Task directions:
Locate every line that holds the string "What" and copy it.

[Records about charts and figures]
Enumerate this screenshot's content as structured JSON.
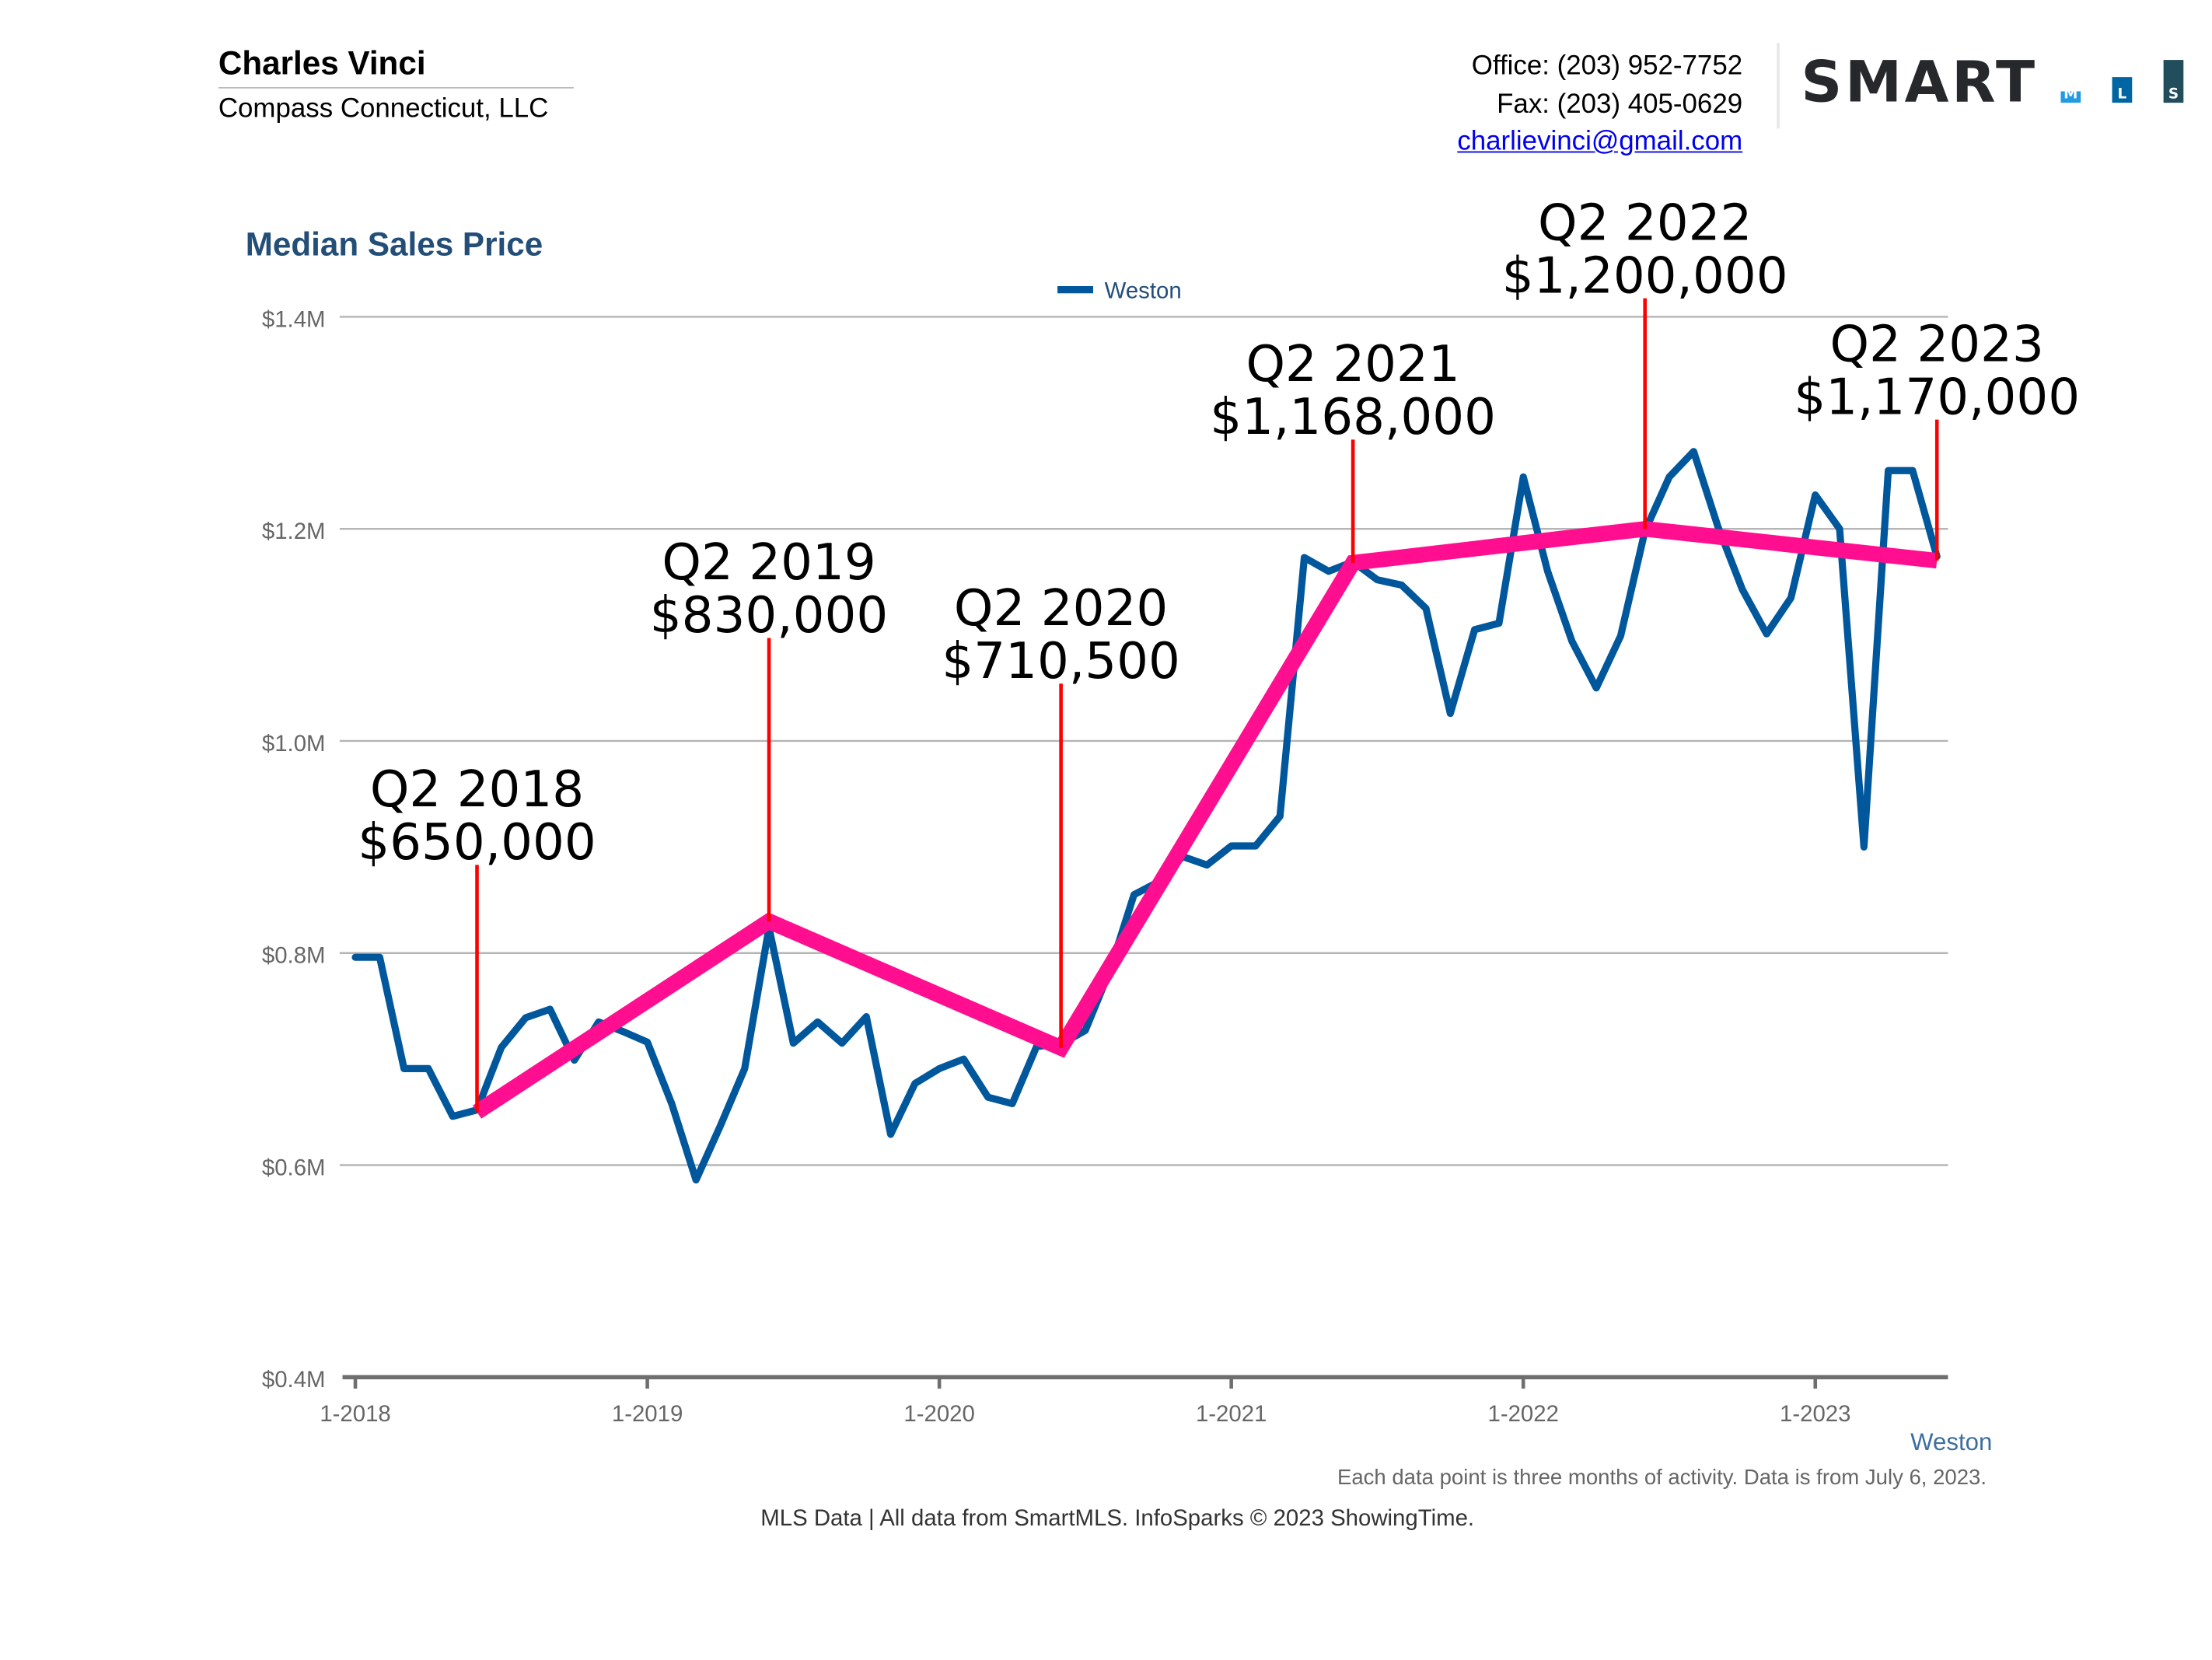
{
  "header": {
    "agent_name": "Charles Vinci",
    "company": "Compass Connecticut, LLC",
    "office": "Office: (203) 952-7752",
    "fax": "Fax: (203) 405-0629",
    "email": "charlievinci@gmail.com",
    "logo_text": "SMART",
    "logo_letters": [
      "M",
      "L",
      "S"
    ],
    "logo_colors": [
      "#229be0",
      "#0066a3",
      "#214d5c"
    ]
  },
  "footer": {
    "note": "Each data point is three months of activity. Data is from July 6, 2023.",
    "credit": "MLS Data | All data from SmartMLS. InfoSparks © 2023 ShowingTime.",
    "series_label": "Weston"
  },
  "chart_data": {
    "type": "line",
    "title": "Median Sales Price",
    "xlabel": "",
    "ylabel": "",
    "ylim": [
      400000,
      1400000
    ],
    "yticks": [
      400000,
      600000,
      800000,
      1000000,
      1200000,
      1400000
    ],
    "ytick_labels": [
      "$0.4M",
      "$0.6M",
      "$0.8M",
      "$1.0M",
      "$1.2M",
      "$1.4M"
    ],
    "xtick_labels": [
      "1-2018",
      "1-2019",
      "1-2020",
      "1-2021",
      "1-2022",
      "1-2023"
    ],
    "grid": true,
    "legend_position": "top-center",
    "colors": {
      "series": "#00579c",
      "trend": "#ff0f8f",
      "leader": "#ff0000",
      "title": "#234e78"
    },
    "x": [
      "1-2018",
      "2-2018",
      "3-2018",
      "4-2018",
      "5-2018",
      "6-2018",
      "7-2018",
      "8-2018",
      "9-2018",
      "10-2018",
      "11-2018",
      "12-2018",
      "1-2019",
      "2-2019",
      "3-2019",
      "4-2019",
      "5-2019",
      "6-2019",
      "7-2019",
      "8-2019",
      "9-2019",
      "10-2019",
      "11-2019",
      "12-2019",
      "1-2020",
      "2-2020",
      "3-2020",
      "4-2020",
      "5-2020",
      "6-2020",
      "7-2020",
      "8-2020",
      "9-2020",
      "10-2020",
      "11-2020",
      "12-2020",
      "1-2021",
      "2-2021",
      "3-2021",
      "4-2021",
      "5-2021",
      "6-2021",
      "7-2021",
      "8-2021",
      "9-2021",
      "10-2021",
      "11-2021",
      "12-2021",
      "1-2022",
      "2-2022",
      "3-2022",
      "4-2022",
      "5-2022",
      "6-2022",
      "7-2022",
      "8-2022",
      "9-2022",
      "10-2022",
      "11-2022",
      "12-2022",
      "1-2023",
      "2-2023",
      "3-2023",
      "4-2023",
      "5-2023",
      "6-2023"
    ],
    "series": [
      {
        "name": "Weston",
        "values": [
          796000,
          796000,
          691000,
          691000,
          646000,
          652000,
          711000,
          739000,
          747000,
          699000,
          735000,
          726000,
          716000,
          658000,
          586000,
          637000,
          691000,
          824000,
          715000,
          735000,
          715000,
          740000,
          629000,
          677000,
          691000,
          700000,
          664000,
          658000,
          712000,
          714000,
          727000,
          783000,
          855000,
          867000,
          891000,
          883000,
          901000,
          901000,
          929000,
          1173000,
          1160000,
          1169000,
          1152000,
          1147000,
          1125000,
          1026000,
          1105000,
          1111000,
          1249000,
          1160000,
          1094000,
          1050000,
          1099000,
          1198000,
          1249000,
          1273000,
          1202000,
          1143000,
          1101000,
          1135000,
          1232000,
          1200000,
          900000,
          1255000,
          1255000,
          1174000
        ]
      }
    ],
    "annotations": [
      {
        "label": "Q2 2018",
        "value_label": "$650,000",
        "x": "6-2018",
        "value": 650000
      },
      {
        "label": "Q2 2019",
        "value_label": "$830,000",
        "x": "6-2019",
        "value": 830000
      },
      {
        "label": "Q2 2020",
        "value_label": "$710,500",
        "x": "6-2020",
        "value": 710500
      },
      {
        "label": "Q2 2021",
        "value_label": "$1,168,000",
        "x": "6-2021",
        "value": 1168000
      },
      {
        "label": "Q2 2022",
        "value_label": "$1,200,000",
        "x": "6-2022",
        "value": 1200000
      },
      {
        "label": "Q2 2023",
        "value_label": "$1,170,000",
        "x": "6-2023",
        "value": 1170000
      }
    ]
  }
}
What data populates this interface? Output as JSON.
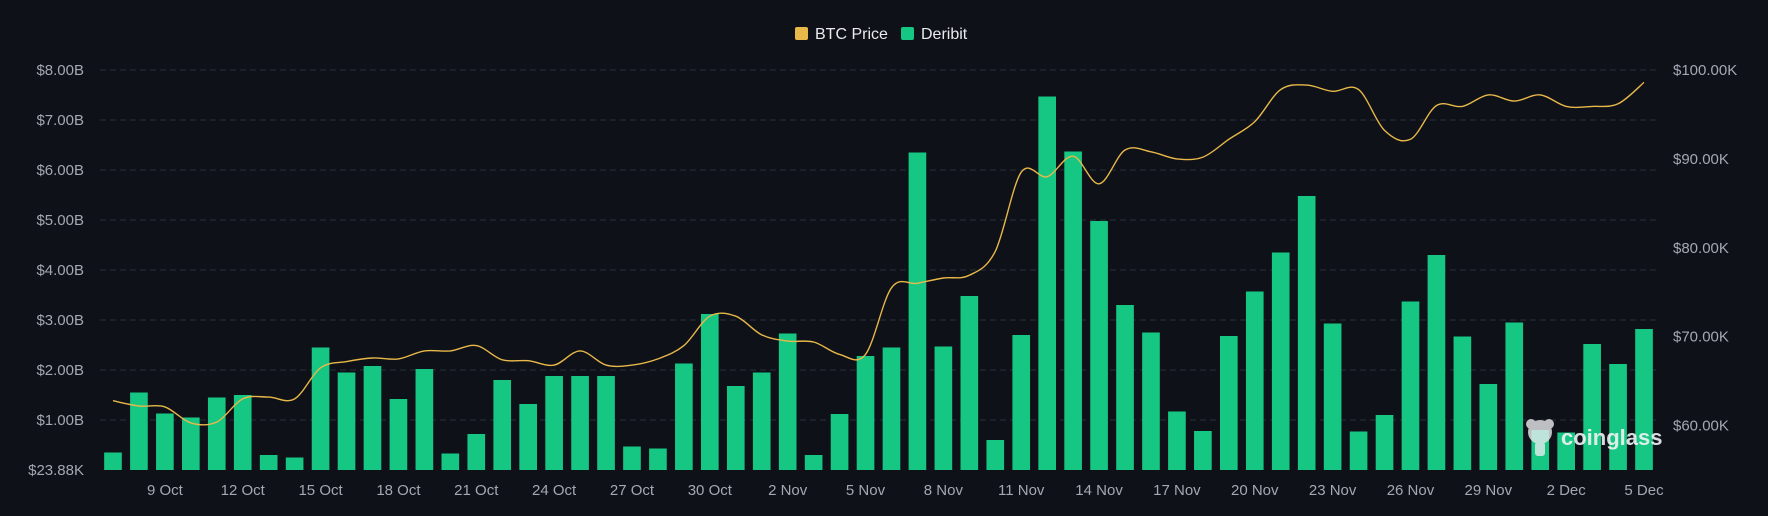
{
  "legend": [
    {
      "label": "BTC Price",
      "color": "#e8b84a"
    },
    {
      "label": "Deribit",
      "color": "#16c784"
    }
  ],
  "watermark": {
    "text": "coinglass"
  },
  "chart_data": {
    "type": "bar",
    "grid": true,
    "legend_position": "top-center",
    "categories": [
      "7 Oct",
      "8 Oct",
      "9 Oct",
      "10 Oct",
      "11 Oct",
      "12 Oct",
      "13 Oct",
      "14 Oct",
      "15 Oct",
      "16 Oct",
      "17 Oct",
      "18 Oct",
      "19 Oct",
      "20 Oct",
      "21 Oct",
      "22 Oct",
      "23 Oct",
      "24 Oct",
      "25 Oct",
      "26 Oct",
      "27 Oct",
      "28 Oct",
      "29 Oct",
      "30 Oct",
      "31 Oct",
      "1 Nov",
      "2 Nov",
      "3 Nov",
      "4 Nov",
      "5 Nov",
      "6 Nov",
      "7 Nov",
      "8 Nov",
      "9 Nov",
      "10 Nov",
      "11 Nov",
      "12 Nov",
      "13 Nov",
      "14 Nov",
      "15 Nov",
      "16 Nov",
      "17 Nov",
      "18 Nov",
      "19 Nov",
      "20 Nov",
      "21 Nov",
      "22 Nov",
      "23 Nov",
      "24 Nov",
      "25 Nov",
      "26 Nov",
      "27 Nov",
      "28 Nov",
      "29 Nov",
      "30 Nov",
      "1 Dec",
      "2 Dec",
      "3 Dec",
      "4 Dec",
      "5 Dec"
    ],
    "x_tick_labels": [
      "9 Oct",
      "12 Oct",
      "15 Oct",
      "18 Oct",
      "21 Oct",
      "24 Oct",
      "27 Oct",
      "30 Oct",
      "2 Nov",
      "5 Nov",
      "8 Nov",
      "11 Nov",
      "14 Nov",
      "17 Nov",
      "20 Nov",
      "23 Nov",
      "26 Nov",
      "29 Nov",
      "2 Dec",
      "5 Dec"
    ],
    "y_left": {
      "ticks": [
        "$23.88K",
        "$1.00B",
        "$2.00B",
        "$3.00B",
        "$4.00B",
        "$5.00B",
        "$6.00B",
        "$7.00B",
        "$8.00B"
      ],
      "range": [
        0,
        8
      ]
    },
    "y_right": {
      "ticks": [
        "$60.00K",
        "$70.00K",
        "$80.00K",
        "$90.00K",
        "$100.00K"
      ],
      "range": [
        55,
        100
      ]
    },
    "series": [
      {
        "name": "Deribit",
        "type": "bar",
        "axis": "left",
        "unit": "B",
        "color": "#16c784",
        "values": [
          0.35,
          1.55,
          1.13,
          1.05,
          1.45,
          1.5,
          0.3,
          0.25,
          2.45,
          1.95,
          2.08,
          1.42,
          2.02,
          0.33,
          0.72,
          1.8,
          1.32,
          1.88,
          1.88,
          1.88,
          0.47,
          0.43,
          2.13,
          3.12,
          1.68,
          1.95,
          2.73,
          0.3,
          1.12,
          2.28,
          2.45,
          6.35,
          2.47,
          3.48,
          0.6,
          2.7,
          7.47,
          6.37,
          4.98,
          3.3,
          2.75,
          1.17,
          0.78,
          2.68,
          3.57,
          4.35,
          5.48,
          2.93,
          0.77,
          1.1,
          3.37,
          4.3,
          2.67,
          1.72,
          2.95,
          0.8,
          0.75,
          2.52,
          2.12,
          2.82
        ]
      },
      {
        "name": "BTC Price",
        "type": "line",
        "axis": "right",
        "unit": "K",
        "color": "#e8b84a",
        "values": [
          62.8,
          62.2,
          62.1,
          60.3,
          60.4,
          63.0,
          63.2,
          63.0,
          66.5,
          67.2,
          67.6,
          67.5,
          68.4,
          68.4,
          69.0,
          67.4,
          67.3,
          66.8,
          68.4,
          66.8,
          66.8,
          67.5,
          69.0,
          72.3,
          72.3,
          70.2,
          69.5,
          69.4,
          68.0,
          68.0,
          75.5,
          76.0,
          76.6,
          76.9,
          79.6,
          88.5,
          88.0,
          90.3,
          87.2,
          91.0,
          90.8,
          90.0,
          90.2,
          92.2,
          94.2,
          97.8,
          98.3,
          97.6,
          97.8,
          93.2,
          92.2,
          96.0,
          95.9,
          97.2,
          96.5,
          97.2,
          95.9,
          95.9,
          96.2,
          98.6
        ]
      }
    ]
  }
}
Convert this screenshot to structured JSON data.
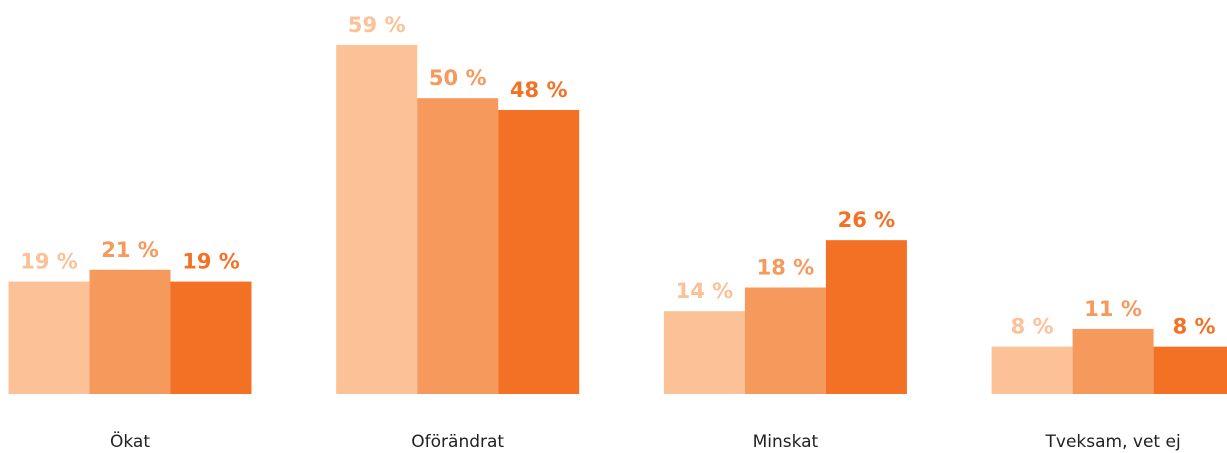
{
  "chart_data": {
    "type": "bar",
    "categories": [
      "Ökat",
      "Oförändrat",
      "Minskat",
      "Tveksam, vet ej"
    ],
    "series": [
      {
        "color": "#fcc197",
        "values": [
          19,
          59,
          14,
          8
        ],
        "value_labels": [
          "19 %",
          "59 %",
          "14 %",
          "8 %"
        ]
      },
      {
        "color": "#f6995c",
        "values": [
          21,
          50,
          18,
          11
        ],
        "value_labels": [
          "21 %",
          "50 %",
          "18 %",
          "11 %"
        ]
      },
      {
        "color": "#f37124",
        "values": [
          19,
          48,
          26,
          8
        ],
        "value_labels": [
          "19 %",
          "48 %",
          "26 %",
          "8 %"
        ]
      }
    ],
    "ylim": [
      0,
      60
    ]
  }
}
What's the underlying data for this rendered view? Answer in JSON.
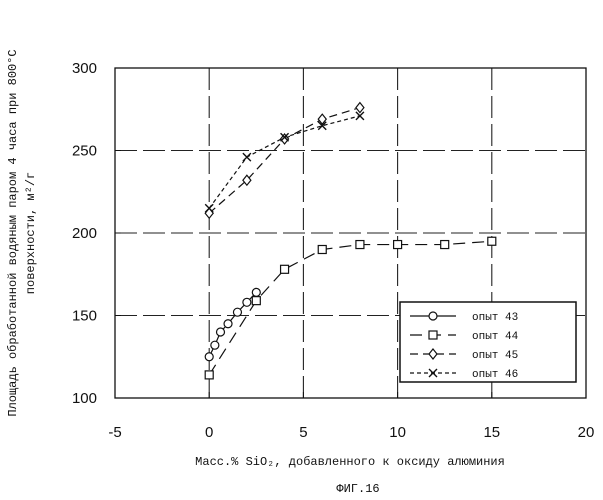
{
  "chart_data": {
    "type": "line",
    "xlabel": "Масс.% SiO₂, добавленного к оксиду алюминия",
    "ylabel_line1": "Площадь обработанной водяным паром 4 часа при 800°C",
    "ylabel_line2": "поверхности, м²/г",
    "figure_label": "ФИГ.16",
    "xlim": [
      -5,
      20
    ],
    "ylim": [
      100,
      300
    ],
    "x_ticks": [
      -5,
      0,
      5,
      10,
      15,
      20
    ],
    "y_ticks": [
      100,
      150,
      200,
      250,
      300
    ],
    "grid": true,
    "legend_position": "bottom-right",
    "series": [
      {
        "name": "опыт 43",
        "marker": "circle",
        "dash": "solid",
        "x": [
          0,
          0.3,
          0.6,
          1.0,
          1.5,
          2.0,
          2.5
        ],
        "y": [
          125,
          132,
          140,
          145,
          152,
          158,
          164
        ]
      },
      {
        "name": "опыт 44",
        "marker": "square",
        "dash": "long-dash",
        "x": [
          0,
          2.5,
          4.0,
          6.0,
          8.0,
          10.0,
          12.5,
          15.0
        ],
        "y": [
          114,
          159,
          178,
          190,
          193,
          193,
          193,
          195
        ]
      },
      {
        "name": "опыт 45",
        "marker": "diamond",
        "dash": "dash",
        "x": [
          0,
          2.0,
          4.0,
          6.0,
          8.0
        ],
        "y": [
          212,
          232,
          257,
          269,
          276
        ]
      },
      {
        "name": "опыт 46",
        "marker": "x",
        "dash": "short-dash",
        "x": [
          0,
          2.0,
          4.0,
          6.0,
          8.0
        ],
        "y": [
          215,
          246,
          258,
          265,
          271
        ]
      }
    ]
  }
}
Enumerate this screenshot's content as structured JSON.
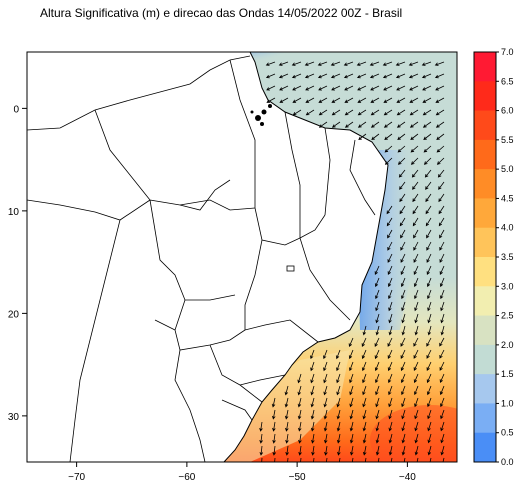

Reply:
What data populates this interface? Output as JSON.
What's the underlying data for this rendered view? Answer in JSON.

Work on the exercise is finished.